▶ **Task**
Find the lines holding the word "values" and collect them.

▶ **Data extract**
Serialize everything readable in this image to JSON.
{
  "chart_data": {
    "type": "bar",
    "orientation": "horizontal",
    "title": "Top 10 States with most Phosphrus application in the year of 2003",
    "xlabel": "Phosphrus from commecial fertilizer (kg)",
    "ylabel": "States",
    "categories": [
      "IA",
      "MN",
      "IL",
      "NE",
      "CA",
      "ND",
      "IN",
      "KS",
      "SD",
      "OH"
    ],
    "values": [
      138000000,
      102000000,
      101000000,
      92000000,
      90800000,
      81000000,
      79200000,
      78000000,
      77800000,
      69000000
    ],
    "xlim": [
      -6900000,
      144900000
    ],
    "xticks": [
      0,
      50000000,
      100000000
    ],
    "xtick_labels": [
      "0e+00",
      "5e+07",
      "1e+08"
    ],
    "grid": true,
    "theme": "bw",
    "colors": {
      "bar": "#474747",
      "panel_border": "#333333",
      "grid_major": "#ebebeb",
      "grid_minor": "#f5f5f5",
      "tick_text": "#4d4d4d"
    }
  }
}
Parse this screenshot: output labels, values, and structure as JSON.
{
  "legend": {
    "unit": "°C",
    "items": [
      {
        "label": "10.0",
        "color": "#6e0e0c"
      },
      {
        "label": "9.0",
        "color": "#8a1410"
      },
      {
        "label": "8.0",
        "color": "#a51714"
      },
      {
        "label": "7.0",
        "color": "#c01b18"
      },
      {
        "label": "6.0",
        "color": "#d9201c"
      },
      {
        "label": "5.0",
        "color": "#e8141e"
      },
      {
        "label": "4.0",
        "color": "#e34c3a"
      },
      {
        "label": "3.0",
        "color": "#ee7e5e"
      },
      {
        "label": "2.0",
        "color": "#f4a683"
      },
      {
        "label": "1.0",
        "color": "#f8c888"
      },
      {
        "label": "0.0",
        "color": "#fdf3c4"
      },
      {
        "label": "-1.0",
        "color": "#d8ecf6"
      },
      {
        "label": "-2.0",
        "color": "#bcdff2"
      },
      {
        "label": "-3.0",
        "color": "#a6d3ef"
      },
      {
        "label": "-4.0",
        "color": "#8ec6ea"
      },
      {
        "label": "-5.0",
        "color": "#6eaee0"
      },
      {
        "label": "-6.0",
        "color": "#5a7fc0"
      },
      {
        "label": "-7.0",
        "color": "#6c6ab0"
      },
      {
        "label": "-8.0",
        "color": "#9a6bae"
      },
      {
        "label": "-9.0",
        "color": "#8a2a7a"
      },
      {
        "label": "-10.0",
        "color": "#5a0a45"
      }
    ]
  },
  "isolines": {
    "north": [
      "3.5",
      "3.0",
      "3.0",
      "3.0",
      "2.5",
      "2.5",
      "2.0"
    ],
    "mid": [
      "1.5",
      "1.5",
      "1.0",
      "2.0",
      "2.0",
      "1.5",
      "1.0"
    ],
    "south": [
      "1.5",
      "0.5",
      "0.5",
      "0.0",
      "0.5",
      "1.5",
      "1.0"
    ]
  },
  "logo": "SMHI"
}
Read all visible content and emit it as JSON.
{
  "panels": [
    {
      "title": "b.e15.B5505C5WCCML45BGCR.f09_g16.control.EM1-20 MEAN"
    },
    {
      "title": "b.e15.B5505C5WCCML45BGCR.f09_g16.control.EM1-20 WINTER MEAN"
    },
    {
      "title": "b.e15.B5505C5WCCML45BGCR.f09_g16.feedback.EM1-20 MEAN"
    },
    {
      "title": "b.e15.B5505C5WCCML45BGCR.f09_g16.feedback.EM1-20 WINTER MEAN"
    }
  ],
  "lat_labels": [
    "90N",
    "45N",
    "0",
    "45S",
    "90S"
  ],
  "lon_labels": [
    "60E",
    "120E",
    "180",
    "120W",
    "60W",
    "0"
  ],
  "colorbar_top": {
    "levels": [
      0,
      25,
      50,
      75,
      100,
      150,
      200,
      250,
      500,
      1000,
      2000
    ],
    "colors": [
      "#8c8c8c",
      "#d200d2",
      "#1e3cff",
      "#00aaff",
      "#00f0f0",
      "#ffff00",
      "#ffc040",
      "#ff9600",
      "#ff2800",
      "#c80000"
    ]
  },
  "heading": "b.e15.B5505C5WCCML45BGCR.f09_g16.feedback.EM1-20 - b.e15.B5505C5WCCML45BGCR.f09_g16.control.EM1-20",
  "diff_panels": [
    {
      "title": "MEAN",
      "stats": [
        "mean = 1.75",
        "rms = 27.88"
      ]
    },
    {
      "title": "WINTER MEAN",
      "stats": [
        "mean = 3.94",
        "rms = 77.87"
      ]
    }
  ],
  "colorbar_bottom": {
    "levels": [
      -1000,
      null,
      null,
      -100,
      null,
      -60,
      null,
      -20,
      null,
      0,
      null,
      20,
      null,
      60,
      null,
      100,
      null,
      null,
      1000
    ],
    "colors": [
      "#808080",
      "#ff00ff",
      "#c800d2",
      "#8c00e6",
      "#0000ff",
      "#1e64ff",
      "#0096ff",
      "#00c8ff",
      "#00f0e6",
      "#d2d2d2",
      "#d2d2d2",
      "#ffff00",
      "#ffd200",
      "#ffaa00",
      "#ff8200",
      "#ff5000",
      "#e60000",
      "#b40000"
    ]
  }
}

▶ **Task result**
    "values": [
Parse this screenshot: output labels, values, and structure as JSON.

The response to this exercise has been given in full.